───── Given information ─────
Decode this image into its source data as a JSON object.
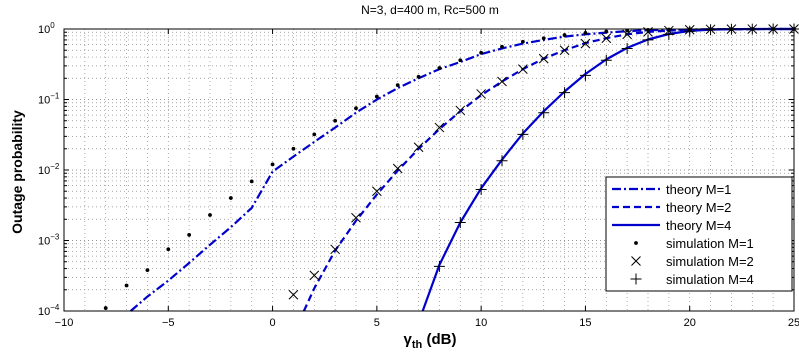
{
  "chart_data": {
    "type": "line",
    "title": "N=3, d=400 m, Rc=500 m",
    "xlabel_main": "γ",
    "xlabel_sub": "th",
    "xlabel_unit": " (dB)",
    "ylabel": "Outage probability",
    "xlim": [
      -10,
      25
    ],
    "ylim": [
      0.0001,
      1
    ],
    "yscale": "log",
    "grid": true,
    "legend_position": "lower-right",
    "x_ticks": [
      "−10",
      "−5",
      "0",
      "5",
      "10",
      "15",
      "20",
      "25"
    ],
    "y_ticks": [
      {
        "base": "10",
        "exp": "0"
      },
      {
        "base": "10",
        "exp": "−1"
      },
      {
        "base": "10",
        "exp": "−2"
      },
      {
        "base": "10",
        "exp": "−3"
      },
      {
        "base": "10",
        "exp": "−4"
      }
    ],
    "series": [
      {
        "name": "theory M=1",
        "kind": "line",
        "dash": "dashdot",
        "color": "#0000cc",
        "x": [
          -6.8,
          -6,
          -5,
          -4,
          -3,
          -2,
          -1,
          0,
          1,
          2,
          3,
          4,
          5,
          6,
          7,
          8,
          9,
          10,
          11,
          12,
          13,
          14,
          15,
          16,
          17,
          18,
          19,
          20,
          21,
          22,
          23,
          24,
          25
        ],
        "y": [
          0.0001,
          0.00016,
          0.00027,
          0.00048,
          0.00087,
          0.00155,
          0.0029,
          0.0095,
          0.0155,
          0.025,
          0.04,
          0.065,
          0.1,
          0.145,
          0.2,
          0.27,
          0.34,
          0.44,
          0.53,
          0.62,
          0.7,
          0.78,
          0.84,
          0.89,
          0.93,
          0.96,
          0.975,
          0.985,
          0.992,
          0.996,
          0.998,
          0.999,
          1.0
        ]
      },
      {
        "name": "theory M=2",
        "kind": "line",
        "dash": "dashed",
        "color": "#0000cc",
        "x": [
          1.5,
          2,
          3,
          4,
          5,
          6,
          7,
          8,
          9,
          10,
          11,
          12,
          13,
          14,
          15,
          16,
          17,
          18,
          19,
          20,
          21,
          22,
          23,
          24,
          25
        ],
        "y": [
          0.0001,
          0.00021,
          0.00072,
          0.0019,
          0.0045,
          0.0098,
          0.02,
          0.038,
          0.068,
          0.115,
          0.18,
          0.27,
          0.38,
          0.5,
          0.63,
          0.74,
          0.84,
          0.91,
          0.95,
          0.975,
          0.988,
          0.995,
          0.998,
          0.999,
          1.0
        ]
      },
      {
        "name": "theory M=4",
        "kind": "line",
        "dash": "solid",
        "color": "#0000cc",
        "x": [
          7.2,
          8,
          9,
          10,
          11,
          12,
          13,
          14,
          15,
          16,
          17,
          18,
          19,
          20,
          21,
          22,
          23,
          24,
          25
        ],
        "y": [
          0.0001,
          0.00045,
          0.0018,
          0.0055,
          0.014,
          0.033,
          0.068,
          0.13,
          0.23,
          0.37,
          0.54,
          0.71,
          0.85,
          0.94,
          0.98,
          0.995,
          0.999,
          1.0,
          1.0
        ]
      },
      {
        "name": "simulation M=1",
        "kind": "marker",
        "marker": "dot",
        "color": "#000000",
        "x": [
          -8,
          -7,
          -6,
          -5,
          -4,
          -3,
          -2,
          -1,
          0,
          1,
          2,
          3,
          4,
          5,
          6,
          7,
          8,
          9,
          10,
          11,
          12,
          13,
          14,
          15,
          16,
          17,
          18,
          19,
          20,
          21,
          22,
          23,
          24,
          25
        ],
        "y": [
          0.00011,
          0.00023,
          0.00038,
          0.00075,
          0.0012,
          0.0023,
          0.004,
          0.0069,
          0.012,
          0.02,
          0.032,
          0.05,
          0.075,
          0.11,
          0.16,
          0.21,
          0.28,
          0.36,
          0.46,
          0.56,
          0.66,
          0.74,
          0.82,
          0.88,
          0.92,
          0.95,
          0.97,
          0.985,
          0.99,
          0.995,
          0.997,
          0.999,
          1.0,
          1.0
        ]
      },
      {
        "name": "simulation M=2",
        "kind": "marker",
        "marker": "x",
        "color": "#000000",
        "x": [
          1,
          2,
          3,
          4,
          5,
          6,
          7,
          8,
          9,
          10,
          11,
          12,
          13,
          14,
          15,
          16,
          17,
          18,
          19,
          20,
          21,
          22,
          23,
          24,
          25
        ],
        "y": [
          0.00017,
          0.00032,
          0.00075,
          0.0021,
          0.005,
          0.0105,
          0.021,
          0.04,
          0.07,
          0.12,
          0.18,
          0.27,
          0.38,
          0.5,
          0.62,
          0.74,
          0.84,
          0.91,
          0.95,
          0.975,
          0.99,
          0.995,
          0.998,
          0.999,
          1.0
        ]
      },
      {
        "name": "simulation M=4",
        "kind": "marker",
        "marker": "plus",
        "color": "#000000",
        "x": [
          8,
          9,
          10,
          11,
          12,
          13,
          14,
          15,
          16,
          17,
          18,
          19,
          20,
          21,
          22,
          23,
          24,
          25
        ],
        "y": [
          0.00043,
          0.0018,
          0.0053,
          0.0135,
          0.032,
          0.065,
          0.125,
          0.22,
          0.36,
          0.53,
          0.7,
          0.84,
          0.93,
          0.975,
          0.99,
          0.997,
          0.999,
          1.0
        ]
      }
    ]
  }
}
─────
Request >>
Copy every line of the listing containing the string "dash".

Result for this exercise >>
        "dash": "dashdot",
        "dash": "dashed",
        "dash": "solid",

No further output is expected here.